__Dataset records__:
┄┄┄┄┄┄
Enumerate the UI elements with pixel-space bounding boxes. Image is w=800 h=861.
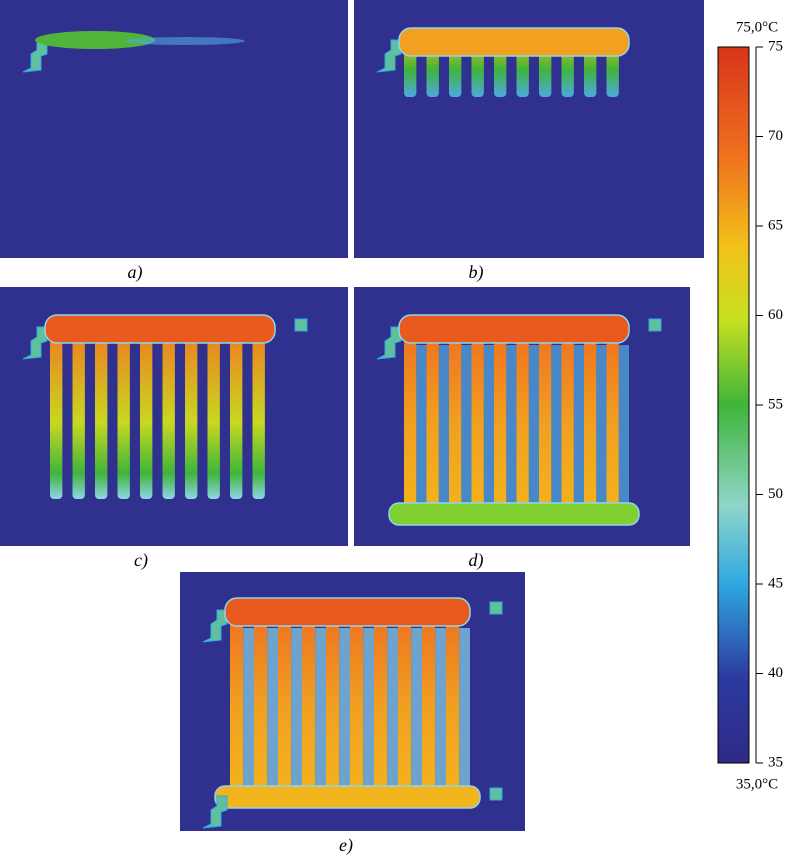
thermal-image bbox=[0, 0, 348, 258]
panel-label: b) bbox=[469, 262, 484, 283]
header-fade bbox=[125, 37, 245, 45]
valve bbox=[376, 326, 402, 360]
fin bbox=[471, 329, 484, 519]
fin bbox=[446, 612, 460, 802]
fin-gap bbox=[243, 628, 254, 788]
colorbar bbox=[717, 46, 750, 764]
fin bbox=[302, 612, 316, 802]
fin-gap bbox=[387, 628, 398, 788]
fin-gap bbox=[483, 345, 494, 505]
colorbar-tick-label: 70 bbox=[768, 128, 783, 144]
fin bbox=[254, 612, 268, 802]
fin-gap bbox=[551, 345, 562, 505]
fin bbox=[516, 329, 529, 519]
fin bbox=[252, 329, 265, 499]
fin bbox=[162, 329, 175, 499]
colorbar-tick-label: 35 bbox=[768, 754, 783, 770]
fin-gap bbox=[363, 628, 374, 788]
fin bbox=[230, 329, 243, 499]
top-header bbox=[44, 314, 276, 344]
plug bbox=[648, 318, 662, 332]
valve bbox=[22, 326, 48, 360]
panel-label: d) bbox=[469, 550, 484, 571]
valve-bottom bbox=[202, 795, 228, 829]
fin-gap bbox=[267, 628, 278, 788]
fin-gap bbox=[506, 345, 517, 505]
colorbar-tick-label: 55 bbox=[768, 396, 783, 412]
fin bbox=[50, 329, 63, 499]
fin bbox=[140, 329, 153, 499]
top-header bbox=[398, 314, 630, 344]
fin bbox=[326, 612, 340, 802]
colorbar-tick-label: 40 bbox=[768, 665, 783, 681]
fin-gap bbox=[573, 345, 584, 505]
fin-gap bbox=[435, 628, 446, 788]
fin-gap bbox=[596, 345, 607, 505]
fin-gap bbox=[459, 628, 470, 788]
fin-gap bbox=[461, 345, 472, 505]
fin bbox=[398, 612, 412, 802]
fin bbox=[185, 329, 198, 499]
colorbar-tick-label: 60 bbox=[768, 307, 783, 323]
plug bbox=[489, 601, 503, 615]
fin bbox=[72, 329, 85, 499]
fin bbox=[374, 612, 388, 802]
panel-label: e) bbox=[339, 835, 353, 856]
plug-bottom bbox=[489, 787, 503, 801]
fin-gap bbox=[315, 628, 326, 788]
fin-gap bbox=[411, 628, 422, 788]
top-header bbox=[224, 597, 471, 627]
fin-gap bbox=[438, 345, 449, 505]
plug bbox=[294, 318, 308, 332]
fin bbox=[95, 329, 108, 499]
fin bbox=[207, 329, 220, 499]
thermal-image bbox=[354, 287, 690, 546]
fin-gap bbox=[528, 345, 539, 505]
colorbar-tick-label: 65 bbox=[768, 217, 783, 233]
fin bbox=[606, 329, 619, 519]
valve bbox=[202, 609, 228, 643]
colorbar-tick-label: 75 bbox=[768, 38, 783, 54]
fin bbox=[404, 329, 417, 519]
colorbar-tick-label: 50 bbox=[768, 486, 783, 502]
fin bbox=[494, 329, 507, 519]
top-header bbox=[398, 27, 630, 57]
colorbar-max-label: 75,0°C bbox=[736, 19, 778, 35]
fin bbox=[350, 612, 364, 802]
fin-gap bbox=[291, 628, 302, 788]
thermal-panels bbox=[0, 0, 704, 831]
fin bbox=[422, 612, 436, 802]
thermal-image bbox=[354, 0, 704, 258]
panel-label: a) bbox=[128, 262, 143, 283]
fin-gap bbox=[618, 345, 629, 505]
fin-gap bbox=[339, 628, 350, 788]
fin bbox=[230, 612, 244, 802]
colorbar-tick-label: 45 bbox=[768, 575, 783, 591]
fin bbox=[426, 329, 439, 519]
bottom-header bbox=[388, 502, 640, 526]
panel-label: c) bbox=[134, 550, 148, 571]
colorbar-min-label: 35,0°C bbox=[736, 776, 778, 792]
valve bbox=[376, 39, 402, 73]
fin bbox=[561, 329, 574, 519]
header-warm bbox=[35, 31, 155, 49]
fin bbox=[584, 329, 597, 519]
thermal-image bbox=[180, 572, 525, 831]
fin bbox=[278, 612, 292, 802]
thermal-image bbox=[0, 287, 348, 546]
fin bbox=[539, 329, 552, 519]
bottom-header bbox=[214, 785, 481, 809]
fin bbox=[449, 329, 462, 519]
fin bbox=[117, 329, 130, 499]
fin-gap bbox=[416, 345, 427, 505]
┄┄┄┄┄┄
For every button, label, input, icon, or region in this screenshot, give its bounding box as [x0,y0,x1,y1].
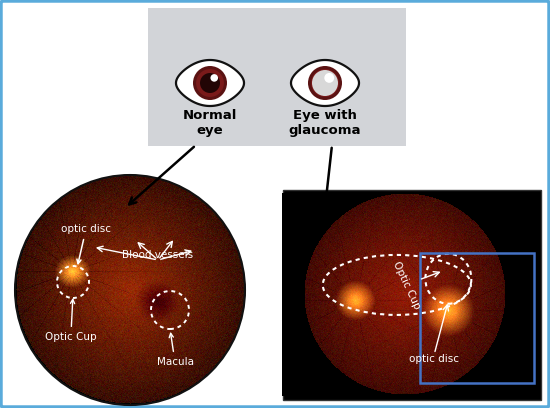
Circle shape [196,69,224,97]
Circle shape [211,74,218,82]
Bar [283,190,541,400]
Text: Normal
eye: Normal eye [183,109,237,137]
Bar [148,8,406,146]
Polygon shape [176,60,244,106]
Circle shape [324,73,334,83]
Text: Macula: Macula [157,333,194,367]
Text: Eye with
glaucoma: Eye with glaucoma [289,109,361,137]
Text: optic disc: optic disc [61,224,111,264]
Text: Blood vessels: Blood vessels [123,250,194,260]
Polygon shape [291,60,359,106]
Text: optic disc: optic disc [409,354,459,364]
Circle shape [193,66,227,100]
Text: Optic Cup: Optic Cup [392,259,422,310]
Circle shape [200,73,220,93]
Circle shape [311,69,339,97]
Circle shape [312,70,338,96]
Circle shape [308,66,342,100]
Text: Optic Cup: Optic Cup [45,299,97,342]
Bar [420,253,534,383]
┄┄┄┄┄┄
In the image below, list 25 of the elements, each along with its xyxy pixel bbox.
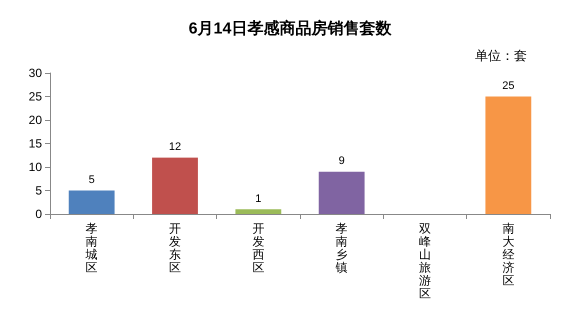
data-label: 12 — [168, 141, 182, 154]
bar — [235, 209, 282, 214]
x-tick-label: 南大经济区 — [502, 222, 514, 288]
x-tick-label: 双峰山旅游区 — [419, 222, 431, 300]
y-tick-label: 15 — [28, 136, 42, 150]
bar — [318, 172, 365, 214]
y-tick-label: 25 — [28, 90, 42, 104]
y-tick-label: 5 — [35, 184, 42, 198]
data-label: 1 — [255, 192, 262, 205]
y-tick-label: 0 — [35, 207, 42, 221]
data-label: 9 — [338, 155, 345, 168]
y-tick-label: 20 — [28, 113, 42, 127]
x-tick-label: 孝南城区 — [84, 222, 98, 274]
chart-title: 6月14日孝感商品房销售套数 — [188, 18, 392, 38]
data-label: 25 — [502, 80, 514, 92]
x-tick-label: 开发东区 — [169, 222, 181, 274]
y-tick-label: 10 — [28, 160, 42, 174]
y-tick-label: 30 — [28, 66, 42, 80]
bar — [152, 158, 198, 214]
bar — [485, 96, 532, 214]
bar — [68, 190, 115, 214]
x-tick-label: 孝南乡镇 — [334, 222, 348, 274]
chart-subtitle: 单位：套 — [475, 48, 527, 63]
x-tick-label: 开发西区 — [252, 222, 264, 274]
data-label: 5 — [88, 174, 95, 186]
┄┄┄┄┄┄
__Set problem__: Can you rewrite the stretch of the listing from the line that contains "thermal-image bbox=[0, 0, 348, 258]" through the line that contains "fin-gap bbox=[573, 345, 584, 505]", putting "upper-header" wherever "top-header" appears and leaving everything else as it is?

__Exercise response__:
thermal-image bbox=[0, 0, 348, 258]
panel-label: b) bbox=[469, 262, 484, 283]
header-fade bbox=[125, 37, 245, 45]
valve bbox=[376, 326, 402, 360]
fin bbox=[471, 329, 484, 519]
fin bbox=[446, 612, 460, 802]
fin-gap bbox=[243, 628, 254, 788]
colorbar bbox=[717, 46, 750, 764]
fin bbox=[302, 612, 316, 802]
fin-gap bbox=[387, 628, 398, 788]
fin-gap bbox=[483, 345, 494, 505]
colorbar-tick-label: 70 bbox=[768, 128, 783, 144]
fin bbox=[254, 612, 268, 802]
fin-gap bbox=[551, 345, 562, 505]
fin bbox=[516, 329, 529, 519]
fin bbox=[252, 329, 265, 499]
fin bbox=[162, 329, 175, 499]
colorbar-tick-label: 35 bbox=[768, 754, 783, 770]
fin-gap bbox=[363, 628, 374, 788]
fin bbox=[230, 329, 243, 499]
upper-header bbox=[44, 314, 276, 344]
plug bbox=[648, 318, 662, 332]
valve bbox=[22, 326, 48, 360]
panel-label: d) bbox=[469, 550, 484, 571]
valve-bottom bbox=[202, 795, 228, 829]
fin-gap bbox=[267, 628, 278, 788]
fin-gap bbox=[506, 345, 517, 505]
colorbar-tick-label: 55 bbox=[768, 396, 783, 412]
fin bbox=[50, 329, 63, 499]
fin bbox=[140, 329, 153, 499]
upper-header bbox=[398, 314, 630, 344]
fin bbox=[326, 612, 340, 802]
colorbar-tick-label: 40 bbox=[768, 665, 783, 681]
fin-gap bbox=[573, 345, 584, 505]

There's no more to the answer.